== Stored rows ==
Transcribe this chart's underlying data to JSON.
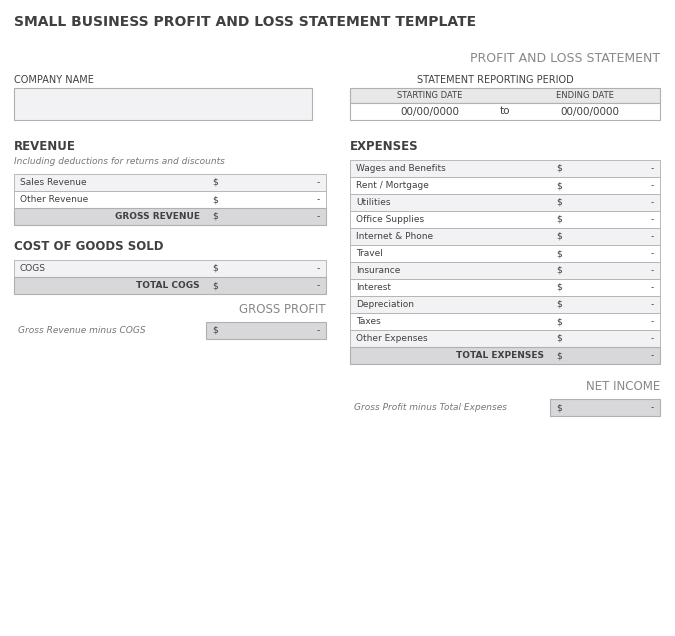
{
  "title": "SMALL BUSINESS PROFIT AND LOSS STATEMENT TEMPLATE",
  "subtitle": "PROFIT AND LOSS STATEMENT",
  "bg_color": "#ffffff",
  "title_color": "#404040",
  "header_color": "#404040",
  "gray_bg": "#e8e8ea",
  "light_gray_bg": "#f2f2f4",
  "total_row_bg": "#d8d8db",
  "border_color": "#b0b0b0",
  "text_color": "#404040",
  "light_text": "#888888",
  "company_name_label": "COMPANY NAME",
  "statement_period_label": "STATEMENT REPORTING PERIOD",
  "starting_date_label": "STARTING DATE",
  "ending_date_label": "ENDING DATE",
  "start_date_val": "00/00/0000",
  "end_date_val": "00/00/0000",
  "to_text": "to",
  "revenue_label": "REVENUE",
  "revenue_subtitle": "Including deductions for returns and discounts",
  "revenue_rows": [
    "Sales Revenue",
    "Other Revenue"
  ],
  "revenue_total_label": "GROSS REVENUE",
  "cogs_label": "COST OF GOODS SOLD",
  "cogs_rows": [
    "COGS"
  ],
  "cogs_total_label": "TOTAL COGS",
  "gross_profit_label": "GROSS PROFIT",
  "gross_profit_sub": "Gross Revenue minus COGS",
  "expenses_label": "EXPENSES",
  "expense_rows": [
    "Wages and Benefits",
    "Rent / Mortgage",
    "Utilities",
    "Office Supplies",
    "Internet & Phone",
    "Travel",
    "Insurance",
    "Interest",
    "Depreciation",
    "Taxes",
    "Other Expenses"
  ],
  "expenses_total_label": "TOTAL EXPENSES",
  "net_income_label": "NET INCOME",
  "net_income_sub": "Gross Profit minus Total Expenses",
  "dollar_sign": "$",
  "dash_val": "-",
  "figw": 6.75,
  "figh": 6.36,
  "dpi": 100
}
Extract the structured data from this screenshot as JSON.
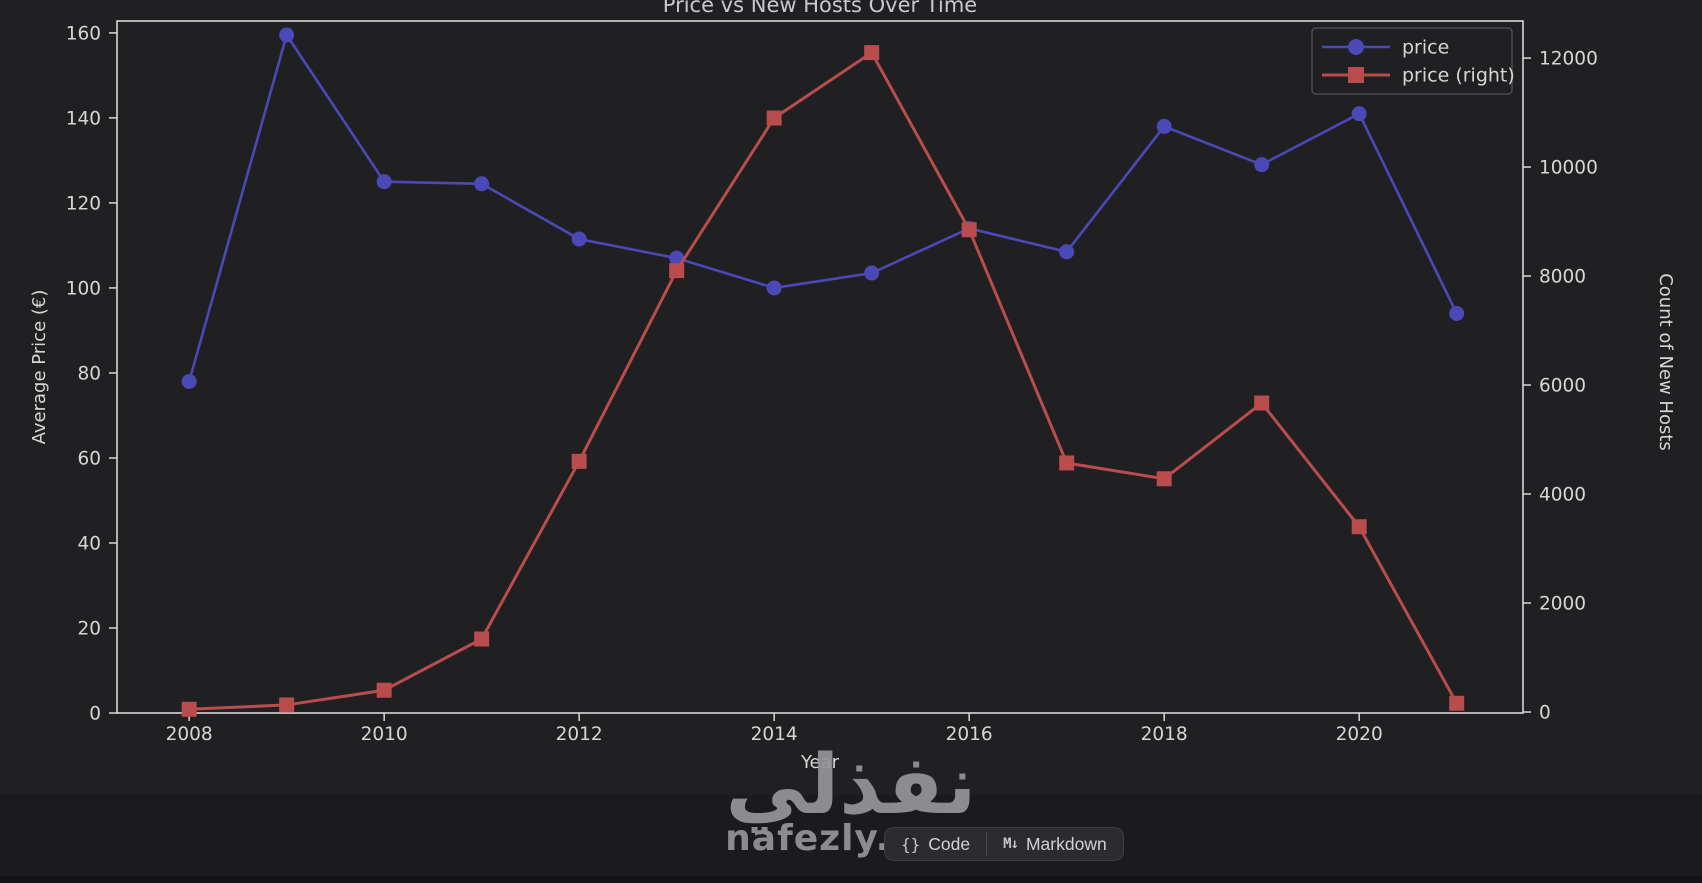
{
  "chart_data": {
    "type": "line",
    "title": "Price vs New Hosts Over Time",
    "xlabel": "Year",
    "ylabel_left": "Average Price (€)",
    "ylabel_right": "Count of New Hosts",
    "x": [
      2008,
      2009,
      2010,
      2011,
      2012,
      2013,
      2014,
      2015,
      2016,
      2017,
      2018,
      2019,
      2020,
      2021
    ],
    "series": [
      {
        "id": "price",
        "name": "price",
        "axis": "left",
        "color": "#4b48b8",
        "marker": "circle",
        "marker_size": 7.5,
        "line_width": 2.6,
        "values": [
          78,
          159.5,
          125,
          124.5,
          111.5,
          107,
          100,
          103.5,
          114,
          108.5,
          138,
          129,
          141,
          94
        ]
      },
      {
        "id": "price-right",
        "name": "price (right)",
        "axis": "right",
        "color": "#b94c4c",
        "marker": "square",
        "marker_size": 15,
        "line_width": 3,
        "values": [
          50,
          130,
          400,
          1340,
          4600,
          8100,
          10900,
          12100,
          8850,
          4570,
          4280,
          5670,
          3400,
          160
        ]
      }
    ],
    "x_ticks": [
      2008,
      2010,
      2012,
      2014,
      2016,
      2018,
      2020
    ],
    "y_left_ticks": [
      0,
      20,
      40,
      60,
      80,
      100,
      120,
      140,
      160
    ],
    "y_right_ticks": [
      0,
      2000,
      4000,
      6000,
      8000,
      10000,
      12000
    ],
    "xlim": [
      2007.26,
      2021.68
    ],
    "ylim_left": [
      0,
      162.8
    ],
    "ylim_right": [
      -18,
      12680
    ],
    "grid": false,
    "legend_position": "upper right",
    "legend_labels": [
      "price",
      "price (right)"
    ]
  },
  "colors": {
    "figure_bg": "#202023",
    "page_bg": "#1b1b1d",
    "spine": "#d8d8d8",
    "tick_label": "#d6d6d6",
    "title": "#c9c9cb",
    "legend_border": "#545457",
    "legend_bg": "#202023",
    "blue_series": "#4b48b8",
    "red_series": "#b94c4c"
  },
  "ui": {
    "watermark": {
      "arabic": "نفذلي",
      "domain": "nafezly.com"
    },
    "toolbar": {
      "code_icon": "{}",
      "code_label": "Code",
      "markdown_icon": "M↓",
      "markdown_label": "Markdown"
    }
  }
}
===
**Task description:** Pick out every line above that contains the word "STATEMENT" and copy it.

**Output:**
  "title": "SMALL BUSINESS PROFIT AND LOSS STATEMENT TEMPLATE",
  "subtitle": "PROFIT AND LOSS STATEMENT",
  "statement_period_label": "STATEMENT REPORTING PERIOD",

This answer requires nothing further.